▶ Records supplied:
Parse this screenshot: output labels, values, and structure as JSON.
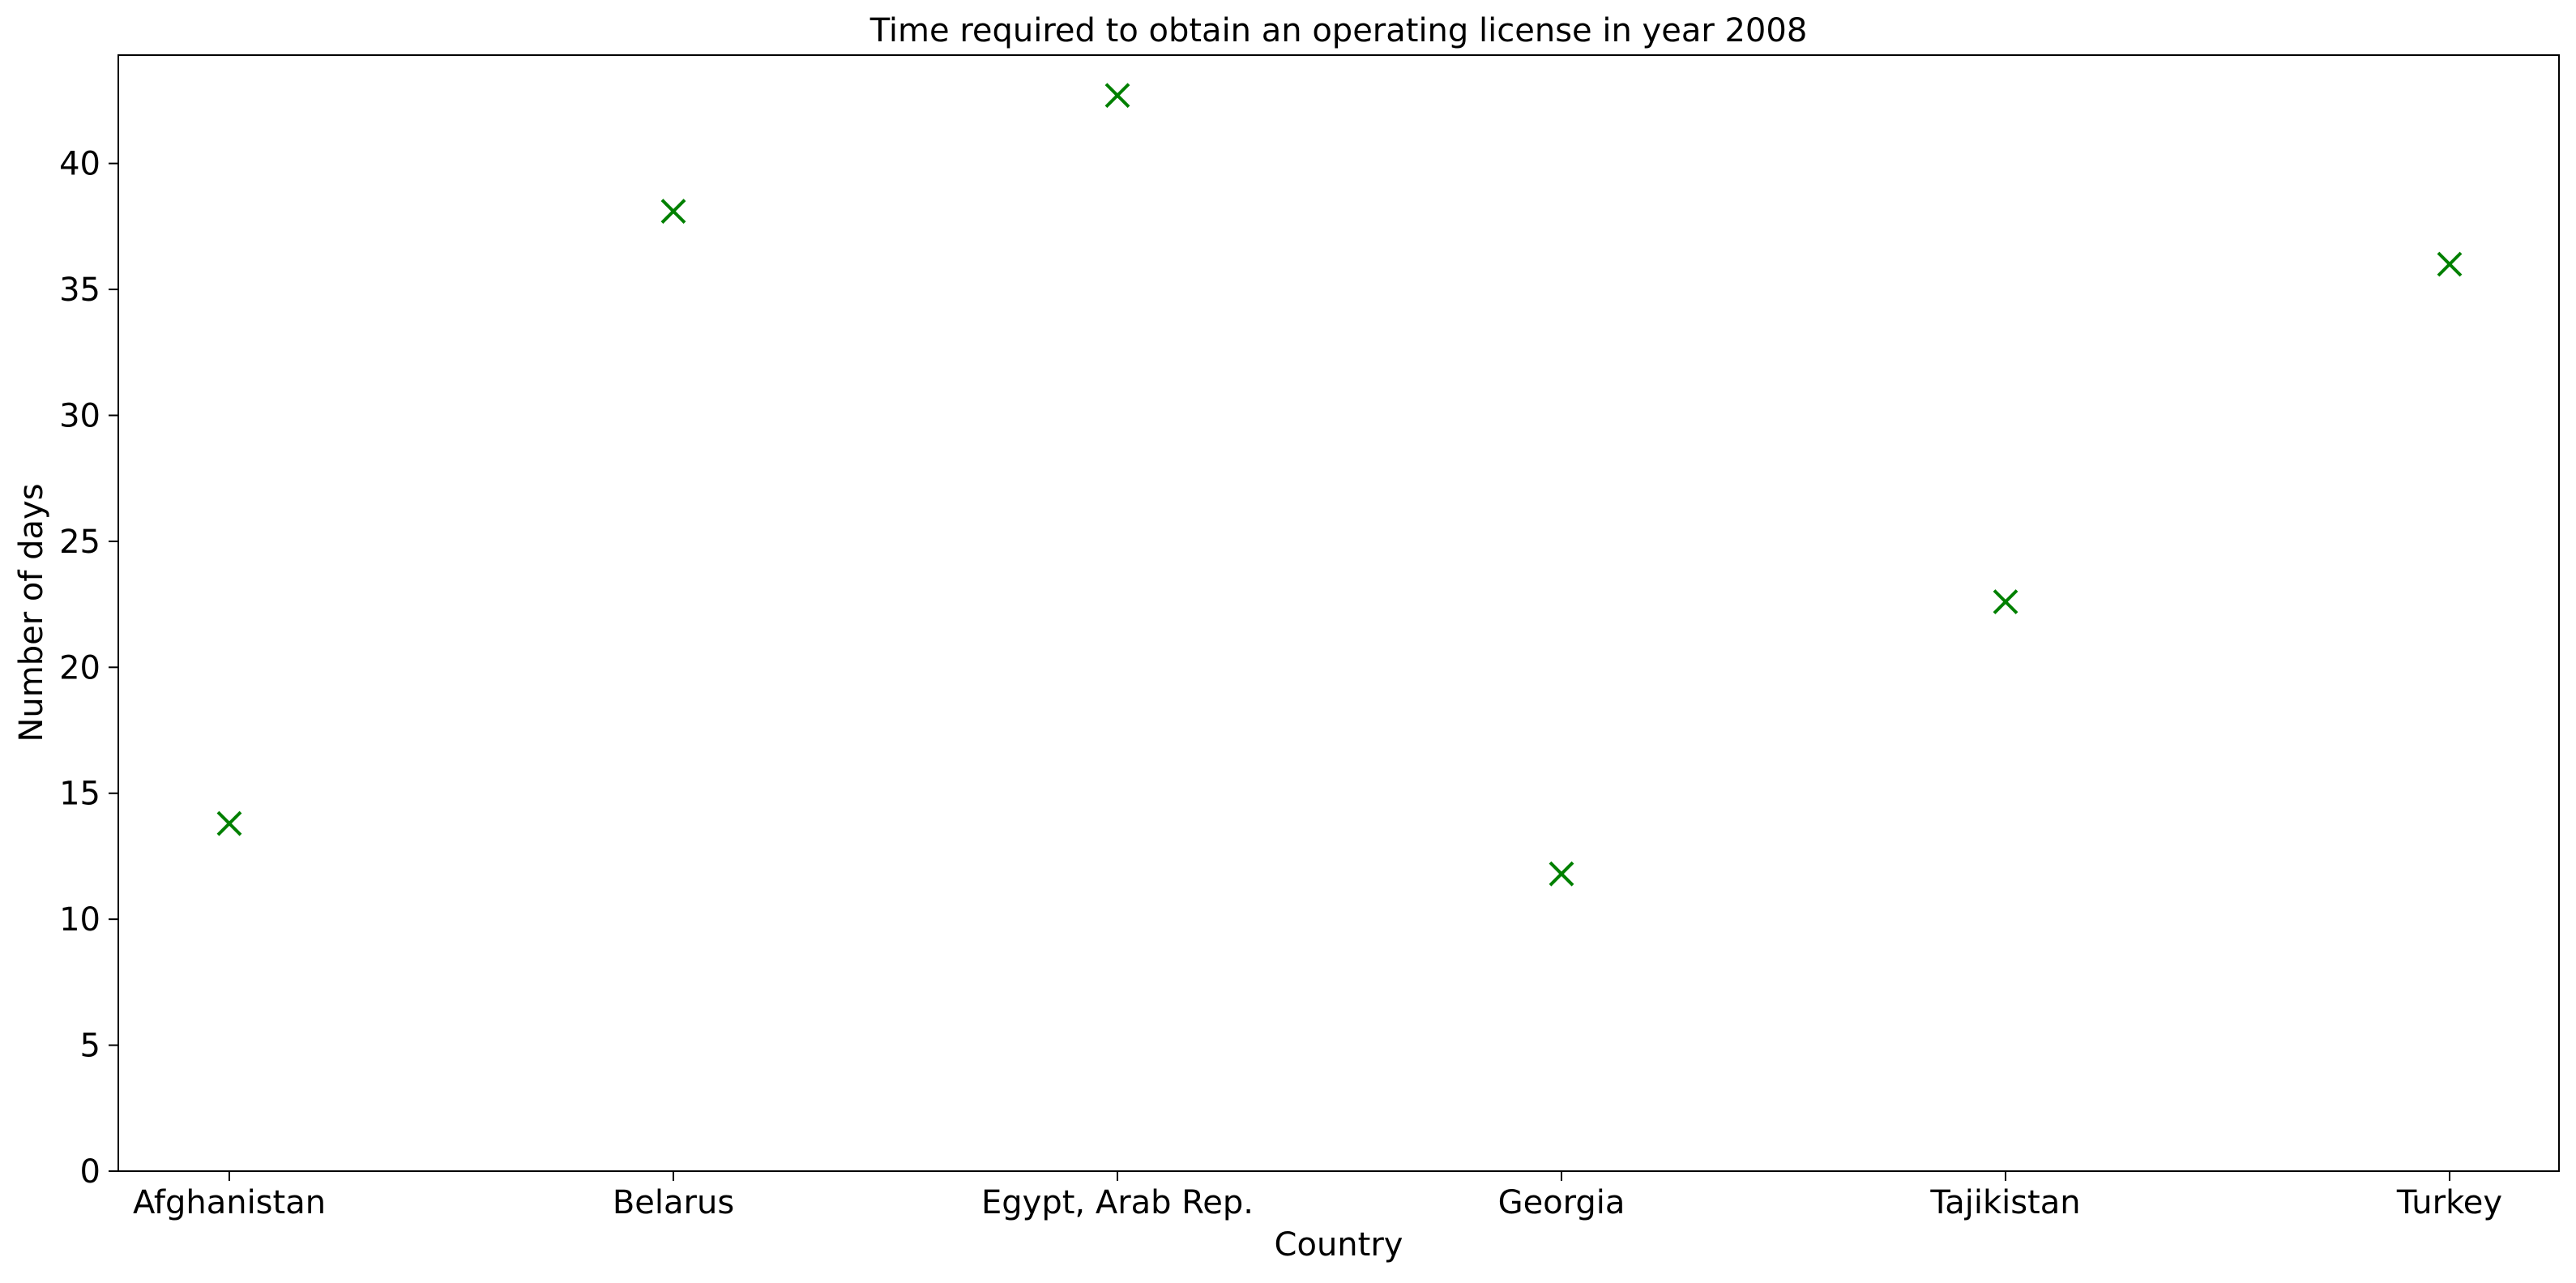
{
  "chart_data": {
    "type": "scatter",
    "title": "Time required to obtain an operating license in year 2008",
    "xlabel": "Country",
    "ylabel": "Number of days",
    "categories": [
      "Afghanistan",
      "Belarus",
      "Egypt, Arab Rep.",
      "Georgia",
      "Tajikistan",
      "Turkey"
    ],
    "series": [
      {
        "values": [
          13.8,
          38.1,
          42.7,
          11.8,
          22.6,
          36.0
        ],
        "color": "#008000",
        "marker": "x"
      }
    ],
    "ylim": [
      0,
      44.3
    ],
    "yticks": [
      0,
      5,
      10,
      15,
      20,
      25,
      30,
      35,
      40
    ],
    "grid": false,
    "legend": "none"
  }
}
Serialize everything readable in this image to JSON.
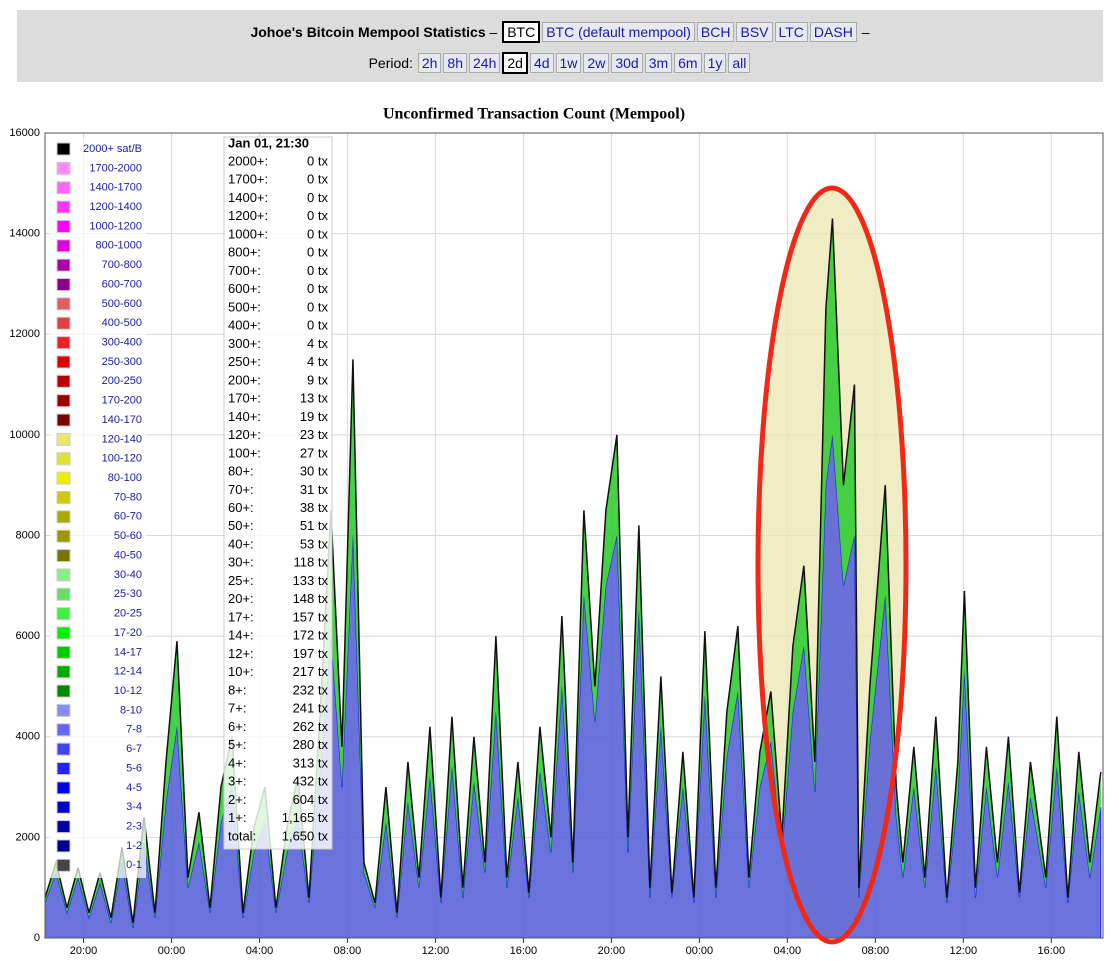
{
  "header": {
    "title": "Johoe's Bitcoin Mempool Statistics",
    "separator": "–",
    "coins": [
      {
        "label": "BTC",
        "selected": true
      },
      {
        "label": "BTC (default mempool)",
        "selected": false
      },
      {
        "label": "BCH",
        "selected": false
      },
      {
        "label": "BSV",
        "selected": false
      },
      {
        "label": "LTC",
        "selected": false
      },
      {
        "label": "DASH",
        "selected": false
      }
    ],
    "period_label": "Period:",
    "periods": [
      {
        "label": "2h",
        "selected": false
      },
      {
        "label": "8h",
        "selected": false
      },
      {
        "label": "24h",
        "selected": false
      },
      {
        "label": "2d",
        "selected": true
      },
      {
        "label": "4d",
        "selected": false
      },
      {
        "label": "1w",
        "selected": false
      },
      {
        "label": "2w",
        "selected": false
      },
      {
        "label": "30d",
        "selected": false
      },
      {
        "label": "3m",
        "selected": false
      },
      {
        "label": "6m",
        "selected": false
      },
      {
        "label": "1y",
        "selected": false
      },
      {
        "label": "all",
        "selected": false
      }
    ]
  },
  "chart_data": {
    "type": "stacked_area",
    "title": "Unconfirmed Transaction Count (Mempool)",
    "xlim": [
      0,
      48.1
    ],
    "xticks": [
      {
        "value": 1.75,
        "label": "20:00"
      },
      {
        "value": 5.75,
        "label": "00:00"
      },
      {
        "value": 9.75,
        "label": "04:00"
      },
      {
        "value": 13.75,
        "label": "08:00"
      },
      {
        "value": 17.75,
        "label": "12:00"
      },
      {
        "value": 21.75,
        "label": "16:00"
      },
      {
        "value": 25.75,
        "label": "20:00"
      },
      {
        "value": 29.75,
        "label": "00:00"
      },
      {
        "value": 33.75,
        "label": "04:00"
      },
      {
        "value": 37.75,
        "label": "08:00"
      },
      {
        "value": 41.75,
        "label": "12:00"
      },
      {
        "value": 45.75,
        "label": "16:00"
      }
    ],
    "ylim": [
      0,
      16000
    ],
    "yticks": [
      0,
      2000,
      4000,
      6000,
      8000,
      10000,
      12000,
      14000,
      16000
    ],
    "grid": true,
    "x": [
      0,
      0.5,
      1,
      1.5,
      2,
      2.5,
      3,
      3.5,
      4,
      4.5,
      5,
      5.5,
      6,
      6.5,
      7,
      7.5,
      8,
      8.5,
      9,
      9.5,
      10,
      10.5,
      11,
      11.5,
      12,
      12.5,
      13,
      13.5,
      14,
      14.5,
      15,
      15.5,
      16,
      16.5,
      17,
      17.5,
      18,
      18.5,
      19,
      19.5,
      20,
      20.5,
      21,
      21.5,
      22,
      22.5,
      23,
      23.5,
      24,
      24.5,
      25,
      25.5,
      26,
      26.5,
      27,
      27.5,
      28,
      28.5,
      29,
      29.5,
      30,
      30.5,
      31,
      31.5,
      32,
      32.5,
      33,
      33.5,
      34,
      34.5,
      35,
      35.5,
      35.8,
      36.3,
      36.8,
      37,
      37.5,
      38.2,
      38.7,
      39,
      39.5,
      40,
      40.5,
      41,
      41.5,
      41.8,
      42.3,
      42.8,
      43.3,
      43.8,
      44.3,
      44.8,
      45.5,
      46,
      46.5,
      47,
      47.5,
      48
    ],
    "series": [
      {
        "color": "#5a63d8",
        "values": [
          700,
          1300,
          500,
          1200,
          400,
          1100,
          300,
          1500,
          200,
          1900,
          400,
          2700,
          4200,
          1000,
          1900,
          500,
          2300,
          3000,
          400,
          1700,
          2300,
          500,
          1700,
          2400,
          700,
          3300,
          6000,
          3000,
          8000,
          1300,
          600,
          2300,
          400,
          2700,
          1000,
          3200,
          700,
          3400,
          800,
          3100,
          1300,
          4500,
          1000,
          2800,
          800,
          3300,
          1700,
          5000,
          1300,
          6800,
          4300,
          7000,
          8000,
          1700,
          6500,
          800,
          4200,
          800,
          3000,
          700,
          4800,
          800,
          3600,
          4900,
          1000,
          3000,
          3900,
          1700,
          4500,
          5800,
          2900,
          9000,
          10000,
          7000,
          8000,
          800,
          3900,
          6800,
          2400,
          1200,
          3000,
          1000,
          3400,
          700,
          2800,
          5300,
          800,
          3000,
          1200,
          3100,
          800,
          2800,
          1000,
          3400,
          700,
          2900,
          1200,
          2600
        ]
      },
      {
        "color": "#33cc33",
        "values": [
          100,
          200,
          100,
          200,
          100,
          200,
          100,
          300,
          100,
          500,
          100,
          800,
          1700,
          200,
          600,
          100,
          700,
          1000,
          100,
          500,
          700,
          100,
          500,
          800,
          100,
          1100,
          2500,
          800,
          3500,
          200,
          100,
          700,
          100,
          800,
          200,
          1000,
          100,
          1000,
          200,
          900,
          200,
          1500,
          200,
          700,
          100,
          900,
          300,
          1400,
          200,
          1700,
          700,
          1500,
          2000,
          300,
          1700,
          200,
          1000,
          100,
          700,
          100,
          1300,
          200,
          900,
          1300,
          200,
          700,
          1000,
          300,
          1300,
          1600,
          600,
          3500,
          4300,
          2000,
          3000,
          200,
          1100,
          2200,
          600,
          300,
          800,
          200,
          1000,
          100,
          700,
          1600,
          200,
          800,
          300,
          900,
          100,
          700,
          200,
          1000,
          100,
          800,
          300,
          700
        ]
      }
    ],
    "legend": [
      {
        "label": "2000+ sat/B",
        "color": "#000000"
      },
      {
        "label": "1700-2000",
        "color": "#ff88ff"
      },
      {
        "label": "1400-1700",
        "color": "#ff66ff"
      },
      {
        "label": "1200-1400",
        "color": "#ff33ff"
      },
      {
        "label": "1000-1200",
        "color": "#ff00ff"
      },
      {
        "label": "800-1000",
        "color": "#dd00dd"
      },
      {
        "label": "700-800",
        "color": "#aa00aa"
      },
      {
        "label": "600-700",
        "color": "#880088"
      },
      {
        "label": "500-600",
        "color": "#e06060"
      },
      {
        "label": "400-500",
        "color": "#e04040"
      },
      {
        "label": "300-400",
        "color": "#ee2020"
      },
      {
        "label": "250-300",
        "color": "#dd0000"
      },
      {
        "label": "200-250",
        "color": "#bb0000"
      },
      {
        "label": "170-200",
        "color": "#990000"
      },
      {
        "label": "140-170",
        "color": "#770000"
      },
      {
        "label": "120-140",
        "color": "#e8e870"
      },
      {
        "label": "100-120",
        "color": "#e0e030"
      },
      {
        "label": "80-100",
        "color": "#eeee00"
      },
      {
        "label": "70-80",
        "color": "#cccc00"
      },
      {
        "label": "60-70",
        "color": "#aaaa00"
      },
      {
        "label": "50-60",
        "color": "#999900"
      },
      {
        "label": "40-50",
        "color": "#777700"
      },
      {
        "label": "30-40",
        "color": "#88ee88"
      },
      {
        "label": "25-30",
        "color": "#66dd66"
      },
      {
        "label": "20-25",
        "color": "#44ee44"
      },
      {
        "label": "17-20",
        "color": "#00ee00"
      },
      {
        "label": "14-17",
        "color": "#00cc00"
      },
      {
        "label": "12-14",
        "color": "#00aa00"
      },
      {
        "label": "10-12",
        "color": "#008800"
      },
      {
        "label": "8-10",
        "color": "#8888ff"
      },
      {
        "label": "7-8",
        "color": "#6666ff"
      },
      {
        "label": "6-7",
        "color": "#4444ff"
      },
      {
        "label": "5-6",
        "color": "#2222ff"
      },
      {
        "label": "4-5",
        "color": "#0000ee"
      },
      {
        "label": "3-4",
        "color": "#0000cc"
      },
      {
        "label": "2-3",
        "color": "#0000aa"
      },
      {
        "label": "1-2",
        "color": "#000088"
      },
      {
        "label": "0-1",
        "color": "#444444"
      }
    ],
    "tooltip": {
      "header": "Jan 01, 21:30",
      "rows": [
        [
          "2000+:",
          "0 tx"
        ],
        [
          "1700+:",
          "0 tx"
        ],
        [
          "1400+:",
          "0 tx"
        ],
        [
          "1200+:",
          "0 tx"
        ],
        [
          "1000+:",
          "0 tx"
        ],
        [
          "800+:",
          "0 tx"
        ],
        [
          "700+:",
          "0 tx"
        ],
        [
          "600+:",
          "0 tx"
        ],
        [
          "500+:",
          "0 tx"
        ],
        [
          "400+:",
          "0 tx"
        ],
        [
          "300+:",
          "4 tx"
        ],
        [
          "250+:",
          "4 tx"
        ],
        [
          "200+:",
          "9 tx"
        ],
        [
          "170+:",
          "13 tx"
        ],
        [
          "140+:",
          "19 tx"
        ],
        [
          "120+:",
          "23 tx"
        ],
        [
          "100+:",
          "27 tx"
        ],
        [
          "80+:",
          "30 tx"
        ],
        [
          "70+:",
          "31 tx"
        ],
        [
          "60+:",
          "38 tx"
        ],
        [
          "50+:",
          "51 tx"
        ],
        [
          "40+:",
          "53 tx"
        ],
        [
          "30+:",
          "118 tx"
        ],
        [
          "25+:",
          "133 tx"
        ],
        [
          "20+:",
          "148 tx"
        ],
        [
          "17+:",
          "157 tx"
        ],
        [
          "14+:",
          "172 tx"
        ],
        [
          "12+:",
          "197 tx"
        ],
        [
          "10+:",
          "217 tx"
        ],
        [
          "8+:",
          "232 tx"
        ],
        [
          "7+:",
          "241 tx"
        ],
        [
          "6+:",
          "262 tx"
        ],
        [
          "5+:",
          "280 tx"
        ],
        [
          "4+:",
          "313 tx"
        ],
        [
          "3+:",
          "432 tx"
        ],
        [
          "2+:",
          "604 tx"
        ],
        [
          "1+:",
          "1,165 tx"
        ],
        [
          "total:",
          "1,650 tx"
        ]
      ]
    }
  }
}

▶ Given request: From the listing, copy each line containing the word "title".

▶ Expected output:
    "title": "Time required to obtain an operating license in year 2008",
    "title": "Johoe's Bitcoin Mempool Statistics",
    "title": "Unconfirmed Transaction Count (Mempool)",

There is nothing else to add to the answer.